[begin RECORD EXTRACTS]

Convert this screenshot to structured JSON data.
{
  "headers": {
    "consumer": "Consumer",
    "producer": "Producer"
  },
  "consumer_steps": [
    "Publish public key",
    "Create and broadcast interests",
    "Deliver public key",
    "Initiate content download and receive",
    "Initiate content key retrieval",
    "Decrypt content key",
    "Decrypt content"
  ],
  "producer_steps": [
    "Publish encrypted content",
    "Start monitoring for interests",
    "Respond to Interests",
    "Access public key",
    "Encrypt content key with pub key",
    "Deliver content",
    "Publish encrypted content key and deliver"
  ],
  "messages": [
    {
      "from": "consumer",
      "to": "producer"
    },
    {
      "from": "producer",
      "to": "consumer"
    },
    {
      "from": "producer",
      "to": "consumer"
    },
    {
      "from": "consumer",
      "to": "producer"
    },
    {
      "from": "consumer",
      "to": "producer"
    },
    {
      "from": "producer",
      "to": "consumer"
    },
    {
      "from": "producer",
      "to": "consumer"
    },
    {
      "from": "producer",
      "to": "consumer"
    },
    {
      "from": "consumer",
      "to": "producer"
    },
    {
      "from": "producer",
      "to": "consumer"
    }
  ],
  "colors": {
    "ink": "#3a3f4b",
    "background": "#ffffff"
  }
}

[end RECORD EXTRACTS]
[begin RECORD EXTRACTS]

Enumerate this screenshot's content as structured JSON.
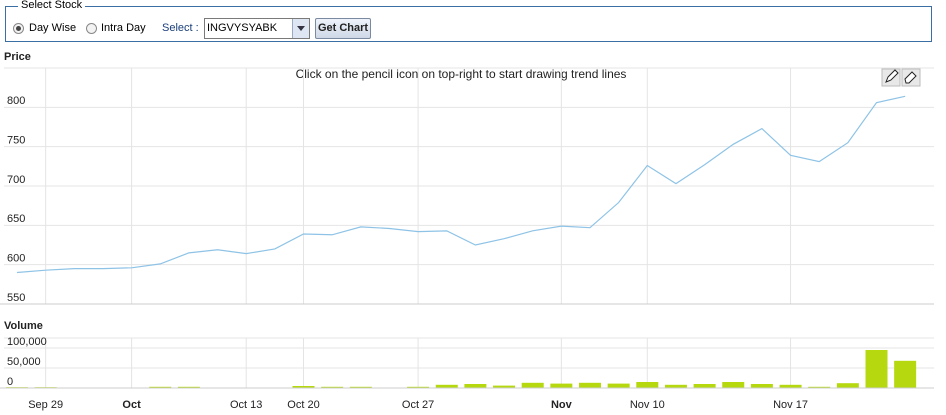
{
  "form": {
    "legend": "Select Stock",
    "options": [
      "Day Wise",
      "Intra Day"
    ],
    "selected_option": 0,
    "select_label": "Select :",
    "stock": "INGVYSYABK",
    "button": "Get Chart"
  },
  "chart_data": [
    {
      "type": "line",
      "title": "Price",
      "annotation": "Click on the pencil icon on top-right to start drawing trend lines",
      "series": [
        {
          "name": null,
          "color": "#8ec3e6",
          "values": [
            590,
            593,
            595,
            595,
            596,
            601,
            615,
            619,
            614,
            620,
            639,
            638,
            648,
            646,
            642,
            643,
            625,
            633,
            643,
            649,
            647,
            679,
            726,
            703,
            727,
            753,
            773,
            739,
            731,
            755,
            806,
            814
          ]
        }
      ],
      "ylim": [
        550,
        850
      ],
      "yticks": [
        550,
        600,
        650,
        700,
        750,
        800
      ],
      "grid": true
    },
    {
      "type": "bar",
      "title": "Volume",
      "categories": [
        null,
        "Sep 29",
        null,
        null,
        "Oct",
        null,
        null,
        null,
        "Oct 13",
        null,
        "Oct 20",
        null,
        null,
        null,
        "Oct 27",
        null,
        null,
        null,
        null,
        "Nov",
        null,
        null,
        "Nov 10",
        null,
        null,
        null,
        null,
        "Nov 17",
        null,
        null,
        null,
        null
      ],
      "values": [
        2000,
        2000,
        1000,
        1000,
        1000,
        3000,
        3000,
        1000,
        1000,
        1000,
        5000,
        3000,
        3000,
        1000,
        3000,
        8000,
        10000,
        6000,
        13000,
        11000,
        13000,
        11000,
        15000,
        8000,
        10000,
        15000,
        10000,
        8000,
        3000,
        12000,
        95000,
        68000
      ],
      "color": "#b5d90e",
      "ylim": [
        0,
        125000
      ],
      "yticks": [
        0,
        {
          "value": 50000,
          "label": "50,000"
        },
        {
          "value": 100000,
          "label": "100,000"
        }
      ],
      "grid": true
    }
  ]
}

[end RECORD EXTRACTS]

**WORK TO COMPLETE**: Copy every line above that includes the string "Initiate".

**ANSWER TO THIS PROBLEM**:
    "Initiate content download and receive",
    "Initiate content key retrieval",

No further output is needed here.